▸ **Records to process**
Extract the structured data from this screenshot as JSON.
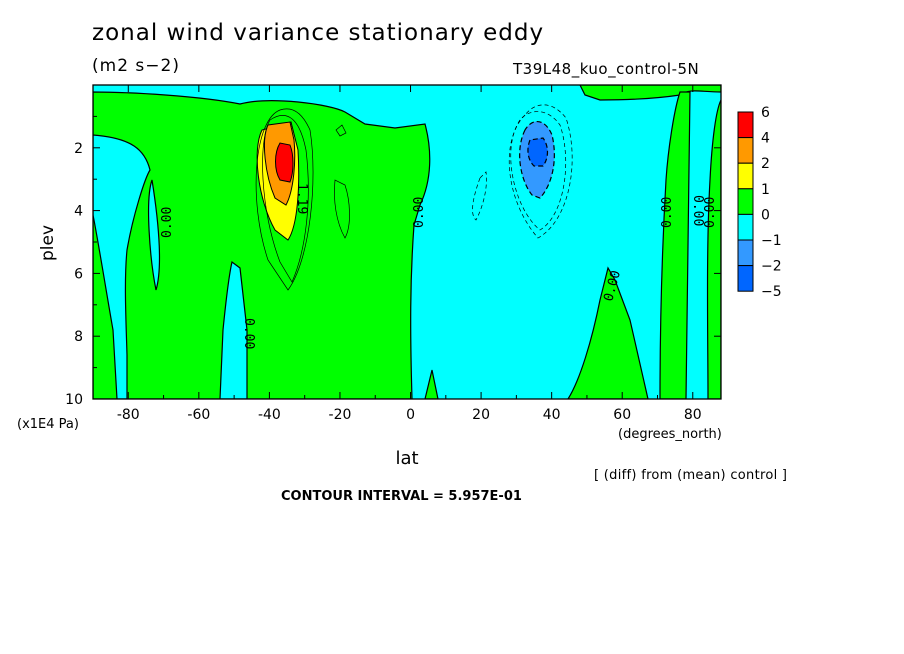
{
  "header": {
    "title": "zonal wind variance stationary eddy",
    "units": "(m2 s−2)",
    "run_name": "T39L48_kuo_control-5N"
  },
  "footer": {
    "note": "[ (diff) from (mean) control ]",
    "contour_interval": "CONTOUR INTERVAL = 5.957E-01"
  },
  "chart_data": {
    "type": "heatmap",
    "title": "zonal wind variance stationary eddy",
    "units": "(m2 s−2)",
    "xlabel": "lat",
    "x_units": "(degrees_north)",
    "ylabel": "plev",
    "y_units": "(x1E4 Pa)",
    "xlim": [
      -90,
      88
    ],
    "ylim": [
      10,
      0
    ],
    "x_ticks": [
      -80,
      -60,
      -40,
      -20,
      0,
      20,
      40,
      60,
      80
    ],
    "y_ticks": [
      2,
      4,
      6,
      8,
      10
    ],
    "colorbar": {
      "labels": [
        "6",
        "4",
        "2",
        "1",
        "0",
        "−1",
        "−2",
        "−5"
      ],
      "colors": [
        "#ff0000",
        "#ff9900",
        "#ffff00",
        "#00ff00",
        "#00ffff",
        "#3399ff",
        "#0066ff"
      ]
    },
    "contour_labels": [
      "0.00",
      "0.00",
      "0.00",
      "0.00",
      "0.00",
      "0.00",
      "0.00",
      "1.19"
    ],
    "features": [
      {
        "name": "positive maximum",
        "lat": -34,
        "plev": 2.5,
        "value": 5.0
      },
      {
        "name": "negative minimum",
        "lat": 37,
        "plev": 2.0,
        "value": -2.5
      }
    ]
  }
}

--

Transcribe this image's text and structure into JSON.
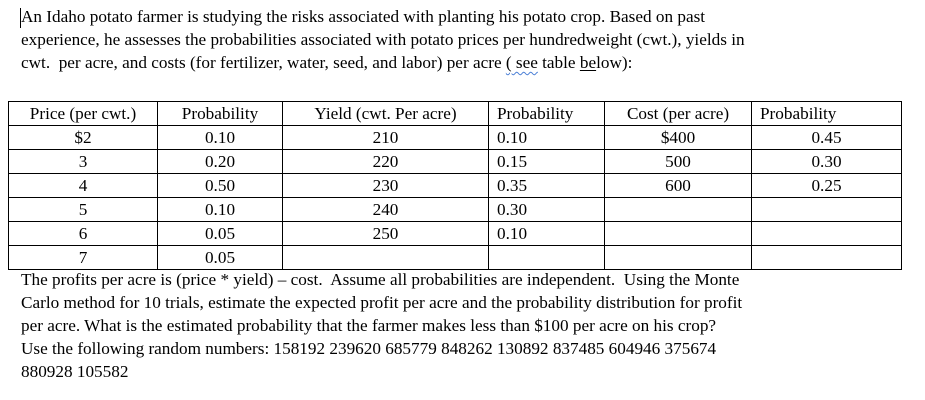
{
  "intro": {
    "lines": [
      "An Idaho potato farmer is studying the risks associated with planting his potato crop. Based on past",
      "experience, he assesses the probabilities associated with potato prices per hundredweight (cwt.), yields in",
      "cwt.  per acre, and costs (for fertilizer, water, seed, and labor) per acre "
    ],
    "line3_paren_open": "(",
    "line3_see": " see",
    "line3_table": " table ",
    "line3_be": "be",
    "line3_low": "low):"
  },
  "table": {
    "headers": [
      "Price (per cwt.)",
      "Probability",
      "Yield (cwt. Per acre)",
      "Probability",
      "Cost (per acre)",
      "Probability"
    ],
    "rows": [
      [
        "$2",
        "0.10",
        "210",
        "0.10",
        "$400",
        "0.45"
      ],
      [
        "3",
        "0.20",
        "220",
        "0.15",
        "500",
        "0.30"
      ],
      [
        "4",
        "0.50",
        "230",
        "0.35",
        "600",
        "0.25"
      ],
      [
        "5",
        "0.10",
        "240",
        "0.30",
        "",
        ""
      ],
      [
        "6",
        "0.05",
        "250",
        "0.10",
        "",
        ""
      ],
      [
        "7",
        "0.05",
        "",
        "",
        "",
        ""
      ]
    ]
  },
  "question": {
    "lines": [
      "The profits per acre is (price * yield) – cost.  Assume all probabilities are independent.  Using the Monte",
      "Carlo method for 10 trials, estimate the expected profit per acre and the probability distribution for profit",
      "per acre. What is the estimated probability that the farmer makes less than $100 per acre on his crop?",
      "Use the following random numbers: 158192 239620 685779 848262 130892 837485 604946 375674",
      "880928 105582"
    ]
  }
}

▸ **Goal of the exercise**
Pull out all lines from the listing that contain the string "this".

▸ **Written answer**
Extract the structured data from this screenshot as JSON.
Transcribe this image's text and structure into JSON.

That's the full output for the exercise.